- Written instruction
For each line below that contains the string "Import", copy that line.

Part of a data file
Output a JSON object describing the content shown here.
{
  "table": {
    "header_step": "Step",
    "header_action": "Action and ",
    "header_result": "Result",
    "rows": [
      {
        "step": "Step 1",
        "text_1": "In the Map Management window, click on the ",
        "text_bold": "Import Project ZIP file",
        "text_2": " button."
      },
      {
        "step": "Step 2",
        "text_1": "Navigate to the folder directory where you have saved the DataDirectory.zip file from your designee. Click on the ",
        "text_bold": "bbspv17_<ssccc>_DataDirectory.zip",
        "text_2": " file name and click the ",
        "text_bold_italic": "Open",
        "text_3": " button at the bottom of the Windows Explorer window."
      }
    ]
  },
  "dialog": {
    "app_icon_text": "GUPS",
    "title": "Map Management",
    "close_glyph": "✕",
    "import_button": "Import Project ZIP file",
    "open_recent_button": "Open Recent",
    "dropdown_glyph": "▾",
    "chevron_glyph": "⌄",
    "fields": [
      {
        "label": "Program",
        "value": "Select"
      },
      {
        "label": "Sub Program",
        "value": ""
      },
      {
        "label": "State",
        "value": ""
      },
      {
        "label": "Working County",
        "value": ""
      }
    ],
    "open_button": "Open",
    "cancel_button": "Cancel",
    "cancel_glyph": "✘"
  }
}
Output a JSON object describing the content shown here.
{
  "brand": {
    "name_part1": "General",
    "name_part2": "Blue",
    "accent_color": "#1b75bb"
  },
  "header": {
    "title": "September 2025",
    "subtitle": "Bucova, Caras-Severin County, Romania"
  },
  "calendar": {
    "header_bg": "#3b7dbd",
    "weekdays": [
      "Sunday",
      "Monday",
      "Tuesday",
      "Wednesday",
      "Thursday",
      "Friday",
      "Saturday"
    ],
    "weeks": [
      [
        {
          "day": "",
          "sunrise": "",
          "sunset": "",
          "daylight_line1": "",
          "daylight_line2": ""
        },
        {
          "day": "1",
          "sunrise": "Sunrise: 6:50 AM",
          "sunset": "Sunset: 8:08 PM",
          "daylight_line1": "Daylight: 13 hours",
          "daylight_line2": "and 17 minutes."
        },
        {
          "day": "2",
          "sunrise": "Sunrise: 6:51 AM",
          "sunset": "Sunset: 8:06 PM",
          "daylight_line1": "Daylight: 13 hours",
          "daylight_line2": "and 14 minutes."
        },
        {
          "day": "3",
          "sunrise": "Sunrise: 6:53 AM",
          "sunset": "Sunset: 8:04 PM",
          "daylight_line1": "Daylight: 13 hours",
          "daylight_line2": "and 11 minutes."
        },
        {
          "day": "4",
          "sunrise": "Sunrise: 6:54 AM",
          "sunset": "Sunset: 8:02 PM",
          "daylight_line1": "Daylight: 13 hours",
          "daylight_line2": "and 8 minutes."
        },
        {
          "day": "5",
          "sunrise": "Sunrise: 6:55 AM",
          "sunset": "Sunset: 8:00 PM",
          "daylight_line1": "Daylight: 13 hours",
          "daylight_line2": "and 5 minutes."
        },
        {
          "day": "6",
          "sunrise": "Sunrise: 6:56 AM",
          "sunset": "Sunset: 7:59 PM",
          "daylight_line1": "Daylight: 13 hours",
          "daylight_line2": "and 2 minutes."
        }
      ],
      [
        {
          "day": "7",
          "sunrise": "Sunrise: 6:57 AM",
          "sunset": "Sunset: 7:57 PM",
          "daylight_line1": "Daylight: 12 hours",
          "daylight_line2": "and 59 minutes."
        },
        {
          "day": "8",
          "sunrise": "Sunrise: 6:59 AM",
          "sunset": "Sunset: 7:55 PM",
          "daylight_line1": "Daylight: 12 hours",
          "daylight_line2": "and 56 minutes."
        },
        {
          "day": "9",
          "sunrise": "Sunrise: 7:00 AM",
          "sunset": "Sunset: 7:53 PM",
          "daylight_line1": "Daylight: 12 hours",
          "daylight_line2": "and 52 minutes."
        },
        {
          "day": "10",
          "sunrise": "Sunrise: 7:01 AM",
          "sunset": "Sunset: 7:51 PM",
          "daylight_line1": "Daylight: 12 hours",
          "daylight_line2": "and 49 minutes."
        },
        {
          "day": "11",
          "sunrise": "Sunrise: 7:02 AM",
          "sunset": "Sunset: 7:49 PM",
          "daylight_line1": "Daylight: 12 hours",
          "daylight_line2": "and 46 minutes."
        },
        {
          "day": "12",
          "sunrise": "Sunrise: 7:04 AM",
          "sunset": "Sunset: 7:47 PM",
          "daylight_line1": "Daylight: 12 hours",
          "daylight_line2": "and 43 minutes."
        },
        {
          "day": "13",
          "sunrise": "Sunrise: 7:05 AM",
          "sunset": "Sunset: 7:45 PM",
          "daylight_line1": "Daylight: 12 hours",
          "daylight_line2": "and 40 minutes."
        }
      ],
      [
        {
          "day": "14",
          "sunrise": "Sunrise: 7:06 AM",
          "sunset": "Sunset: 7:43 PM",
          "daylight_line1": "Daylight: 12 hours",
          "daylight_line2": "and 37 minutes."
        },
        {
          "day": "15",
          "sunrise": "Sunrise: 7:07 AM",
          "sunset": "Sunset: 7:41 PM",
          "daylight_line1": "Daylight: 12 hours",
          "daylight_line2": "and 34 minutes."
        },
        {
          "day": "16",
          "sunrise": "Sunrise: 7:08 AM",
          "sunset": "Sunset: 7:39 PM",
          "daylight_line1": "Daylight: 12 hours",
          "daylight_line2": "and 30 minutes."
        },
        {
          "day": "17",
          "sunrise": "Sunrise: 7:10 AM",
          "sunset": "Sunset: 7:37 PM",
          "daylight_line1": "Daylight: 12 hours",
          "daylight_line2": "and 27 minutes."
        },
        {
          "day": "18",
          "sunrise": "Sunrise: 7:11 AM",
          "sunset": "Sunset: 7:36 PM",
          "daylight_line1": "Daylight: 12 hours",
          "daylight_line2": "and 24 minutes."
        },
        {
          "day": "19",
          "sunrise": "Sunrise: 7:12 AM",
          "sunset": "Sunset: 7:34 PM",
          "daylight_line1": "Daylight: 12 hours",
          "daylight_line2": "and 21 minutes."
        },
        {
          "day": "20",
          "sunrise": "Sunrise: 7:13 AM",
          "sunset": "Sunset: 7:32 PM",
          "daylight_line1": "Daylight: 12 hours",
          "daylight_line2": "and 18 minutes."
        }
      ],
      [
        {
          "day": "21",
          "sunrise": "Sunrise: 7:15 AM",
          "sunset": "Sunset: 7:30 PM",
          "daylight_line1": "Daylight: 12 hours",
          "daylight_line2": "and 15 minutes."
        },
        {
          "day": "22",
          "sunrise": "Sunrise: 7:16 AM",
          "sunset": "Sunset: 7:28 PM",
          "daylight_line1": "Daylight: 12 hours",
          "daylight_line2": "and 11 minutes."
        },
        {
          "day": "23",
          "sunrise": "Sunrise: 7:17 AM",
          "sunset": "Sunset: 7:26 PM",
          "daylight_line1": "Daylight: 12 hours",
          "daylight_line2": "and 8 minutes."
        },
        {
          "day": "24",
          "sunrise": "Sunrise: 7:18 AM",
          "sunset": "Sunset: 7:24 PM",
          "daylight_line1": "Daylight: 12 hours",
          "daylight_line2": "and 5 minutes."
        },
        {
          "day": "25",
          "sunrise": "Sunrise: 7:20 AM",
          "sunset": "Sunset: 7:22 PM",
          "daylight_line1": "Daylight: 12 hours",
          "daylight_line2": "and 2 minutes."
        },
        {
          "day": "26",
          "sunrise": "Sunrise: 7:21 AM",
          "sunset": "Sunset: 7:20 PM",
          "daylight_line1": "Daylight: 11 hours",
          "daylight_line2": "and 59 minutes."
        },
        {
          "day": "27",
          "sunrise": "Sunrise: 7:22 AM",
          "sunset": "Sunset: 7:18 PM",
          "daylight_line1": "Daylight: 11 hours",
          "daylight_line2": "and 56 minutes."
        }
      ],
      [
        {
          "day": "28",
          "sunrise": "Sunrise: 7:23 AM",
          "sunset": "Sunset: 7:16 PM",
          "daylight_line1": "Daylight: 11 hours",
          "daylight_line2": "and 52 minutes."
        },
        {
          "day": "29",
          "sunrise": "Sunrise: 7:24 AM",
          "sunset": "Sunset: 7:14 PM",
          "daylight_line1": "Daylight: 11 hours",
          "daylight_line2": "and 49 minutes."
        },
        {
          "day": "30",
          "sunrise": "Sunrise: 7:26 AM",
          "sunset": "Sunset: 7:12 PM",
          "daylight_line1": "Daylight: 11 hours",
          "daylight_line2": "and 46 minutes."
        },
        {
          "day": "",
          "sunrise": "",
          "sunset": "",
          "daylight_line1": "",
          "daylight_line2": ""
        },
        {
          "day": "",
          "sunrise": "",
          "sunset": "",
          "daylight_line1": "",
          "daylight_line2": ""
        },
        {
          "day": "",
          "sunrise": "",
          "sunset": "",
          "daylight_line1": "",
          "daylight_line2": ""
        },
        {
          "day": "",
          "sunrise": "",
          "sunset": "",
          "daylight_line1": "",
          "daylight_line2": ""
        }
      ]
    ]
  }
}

- Exercise output
        "text_bold": "Import Project ZIP file",
    "import_button": "Import Project ZIP file",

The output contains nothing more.